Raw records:
--- begin ---

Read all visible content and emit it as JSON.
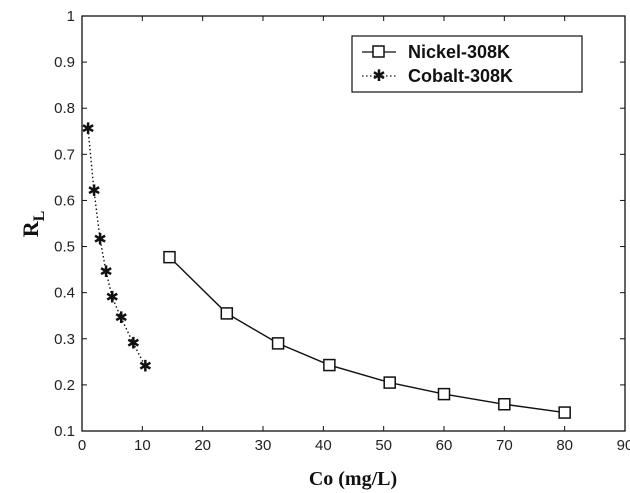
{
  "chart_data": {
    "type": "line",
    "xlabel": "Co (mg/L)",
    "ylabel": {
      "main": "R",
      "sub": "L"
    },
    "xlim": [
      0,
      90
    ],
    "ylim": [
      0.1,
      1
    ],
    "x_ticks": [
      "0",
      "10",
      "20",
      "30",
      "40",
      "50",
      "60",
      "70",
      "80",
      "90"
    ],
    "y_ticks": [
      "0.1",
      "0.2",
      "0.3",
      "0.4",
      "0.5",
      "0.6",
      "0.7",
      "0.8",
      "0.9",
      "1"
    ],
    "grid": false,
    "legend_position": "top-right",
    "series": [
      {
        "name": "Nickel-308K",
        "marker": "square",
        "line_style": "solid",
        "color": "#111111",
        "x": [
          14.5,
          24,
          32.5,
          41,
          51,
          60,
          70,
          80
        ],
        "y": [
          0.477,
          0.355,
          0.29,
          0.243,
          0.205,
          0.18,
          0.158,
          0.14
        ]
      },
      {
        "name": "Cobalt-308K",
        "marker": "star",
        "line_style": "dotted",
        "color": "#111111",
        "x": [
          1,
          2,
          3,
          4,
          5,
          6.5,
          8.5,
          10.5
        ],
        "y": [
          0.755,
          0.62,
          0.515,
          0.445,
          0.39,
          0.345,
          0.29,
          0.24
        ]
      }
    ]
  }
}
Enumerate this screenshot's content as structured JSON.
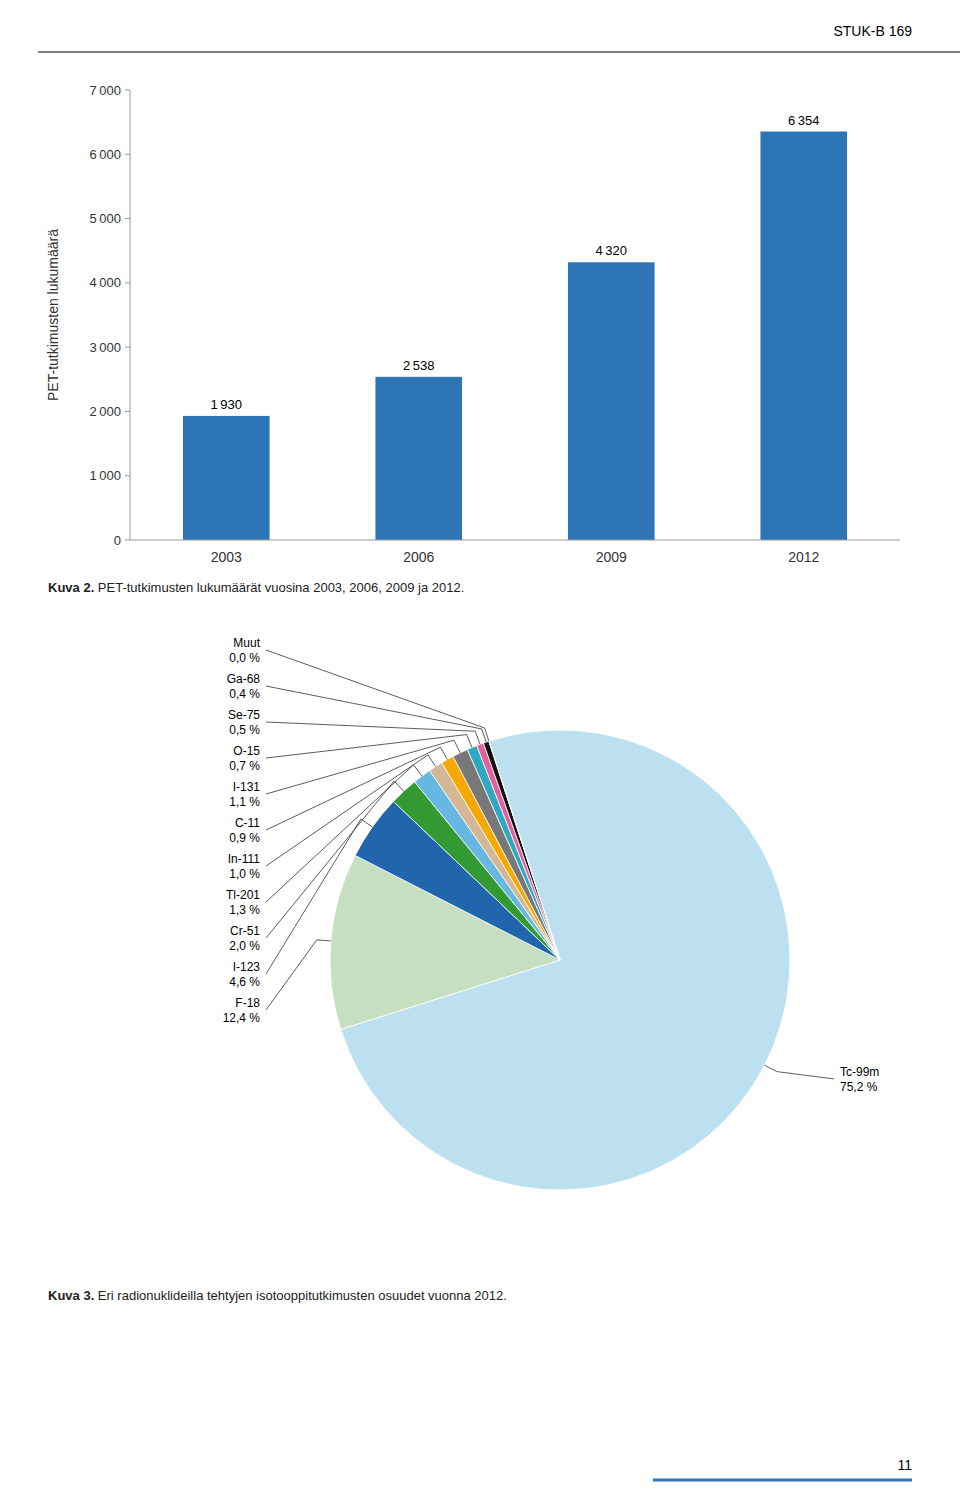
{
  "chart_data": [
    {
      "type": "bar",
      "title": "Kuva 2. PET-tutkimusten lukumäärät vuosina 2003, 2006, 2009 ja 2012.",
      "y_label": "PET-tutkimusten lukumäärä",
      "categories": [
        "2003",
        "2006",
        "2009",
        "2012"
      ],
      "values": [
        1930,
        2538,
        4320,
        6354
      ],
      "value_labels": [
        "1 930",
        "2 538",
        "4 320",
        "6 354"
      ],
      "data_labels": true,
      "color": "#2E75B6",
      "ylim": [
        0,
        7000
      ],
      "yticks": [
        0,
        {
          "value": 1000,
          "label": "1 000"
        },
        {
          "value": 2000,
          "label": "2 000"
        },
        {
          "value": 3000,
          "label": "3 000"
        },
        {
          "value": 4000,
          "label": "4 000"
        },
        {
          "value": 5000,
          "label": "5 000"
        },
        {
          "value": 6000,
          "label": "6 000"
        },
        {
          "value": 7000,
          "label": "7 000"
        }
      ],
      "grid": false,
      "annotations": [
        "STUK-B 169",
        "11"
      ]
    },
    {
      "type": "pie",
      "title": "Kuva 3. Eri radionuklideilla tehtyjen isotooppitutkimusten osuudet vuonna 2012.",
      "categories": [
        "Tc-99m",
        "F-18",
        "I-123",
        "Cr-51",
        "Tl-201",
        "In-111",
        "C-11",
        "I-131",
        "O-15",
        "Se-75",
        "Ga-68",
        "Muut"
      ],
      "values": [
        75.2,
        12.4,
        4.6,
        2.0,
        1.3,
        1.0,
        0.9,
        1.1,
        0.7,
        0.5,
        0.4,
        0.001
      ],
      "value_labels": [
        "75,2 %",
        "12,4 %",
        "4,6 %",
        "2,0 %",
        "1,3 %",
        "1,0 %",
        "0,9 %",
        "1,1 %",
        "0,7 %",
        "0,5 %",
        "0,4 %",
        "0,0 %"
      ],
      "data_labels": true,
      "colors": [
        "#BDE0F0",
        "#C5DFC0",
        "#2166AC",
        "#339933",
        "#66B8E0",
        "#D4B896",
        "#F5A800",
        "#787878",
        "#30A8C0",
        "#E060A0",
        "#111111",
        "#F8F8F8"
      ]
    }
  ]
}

--- end ---

**Exercise**:
Could you reproduce every record above exactly, leaving out the pictures?

**Solved problem**:
Read all visible content and emit it as JSON.
{
  "chart_data": {
    "type": "line",
    "xlabel": "Co (mg/L)",
    "ylabel": {
      "main": "R",
      "sub": "L"
    },
    "xlim": [
      0,
      90
    ],
    "ylim": [
      0.1,
      1
    ],
    "x_ticks": [
      "0",
      "10",
      "20",
      "30",
      "40",
      "50",
      "60",
      "70",
      "80",
      "90"
    ],
    "y_ticks": [
      "0.1",
      "0.2",
      "0.3",
      "0.4",
      "0.5",
      "0.6",
      "0.7",
      "0.8",
      "0.9",
      "1"
    ],
    "grid": false,
    "legend_position": "top-right",
    "series": [
      {
        "name": "Nickel-308K",
        "marker": "square",
        "line_style": "solid",
        "color": "#111111",
        "x": [
          14.5,
          24,
          32.5,
          41,
          51,
          60,
          70,
          80
        ],
        "y": [
          0.477,
          0.355,
          0.29,
          0.243,
          0.205,
          0.18,
          0.158,
          0.14
        ]
      },
      {
        "name": "Cobalt-308K",
        "marker": "star",
        "line_style": "dotted",
        "color": "#111111",
        "x": [
          1,
          2,
          3,
          4,
          5,
          6.5,
          8.5,
          10.5
        ],
        "y": [
          0.755,
          0.62,
          0.515,
          0.445,
          0.39,
          0.345,
          0.29,
          0.24
        ]
      }
    ]
  }
}
Enumerate this screenshot's content as structured JSON.
{
  "chart_data": [
    {
      "type": "bar",
      "title": "Kuva 2. PET-tutkimusten lukumäärät vuosina 2003, 2006, 2009 ja 2012.",
      "y_label": "PET-tutkimusten lukumäärä",
      "categories": [
        "2003",
        "2006",
        "2009",
        "2012"
      ],
      "values": [
        1930,
        2538,
        4320,
        6354
      ],
      "value_labels": [
        "1 930",
        "2 538",
        "4 320",
        "6 354"
      ],
      "data_labels": true,
      "color": "#2E75B6",
      "ylim": [
        0,
        7000
      ],
      "yticks": [
        0,
        {
          "value": 1000,
          "label": "1 000"
        },
        {
          "value": 2000,
          "label": "2 000"
        },
        {
          "value": 3000,
          "label": "3 000"
        },
        {
          "value": 4000,
          "label": "4 000"
        },
        {
          "value": 5000,
          "label": "5 000"
        },
        {
          "value": 6000,
          "label": "6 000"
        },
        {
          "value": 7000,
          "label": "7 000"
        }
      ],
      "grid": false,
      "annotations": [
        "STUK-B 169",
        "11"
      ]
    },
    {
      "type": "pie",
      "title": "Kuva 3. Eri radionuklideilla tehtyjen isotooppitutkimusten osuudet vuonna 2012.",
      "categories": [
        "Tc-99m",
        "F-18",
        "I-123",
        "Cr-51",
        "Tl-201",
        "In-111",
        "C-11",
        "I-131",
        "O-15",
        "Se-75",
        "Ga-68",
        "Muut"
      ],
      "values": [
        75.2,
        12.4,
        4.6,
        2.0,
        1.3,
        1.0,
        0.9,
        1.1,
        0.7,
        0.5,
        0.4,
        0.001
      ],
      "value_labels": [
        "75,2 %",
        "12,4 %",
        "4,6 %",
        "2,0 %",
        "1,3 %",
        "1,0 %",
        "0,9 %",
        "1,1 %",
        "0,7 %",
        "0,5 %",
        "0,4 %",
        "0,0 %"
      ],
      "data_labels": true,
      "colors": [
        "#BDE0F0",
        "#C5DFC0",
        "#2166AC",
        "#339933",
        "#66B8E0",
        "#D4B896",
        "#F5A800",
        "#787878",
        "#30A8C0",
        "#E060A0",
        "#111111",
        "#F8F8F8"
      ]
    }
  ]
}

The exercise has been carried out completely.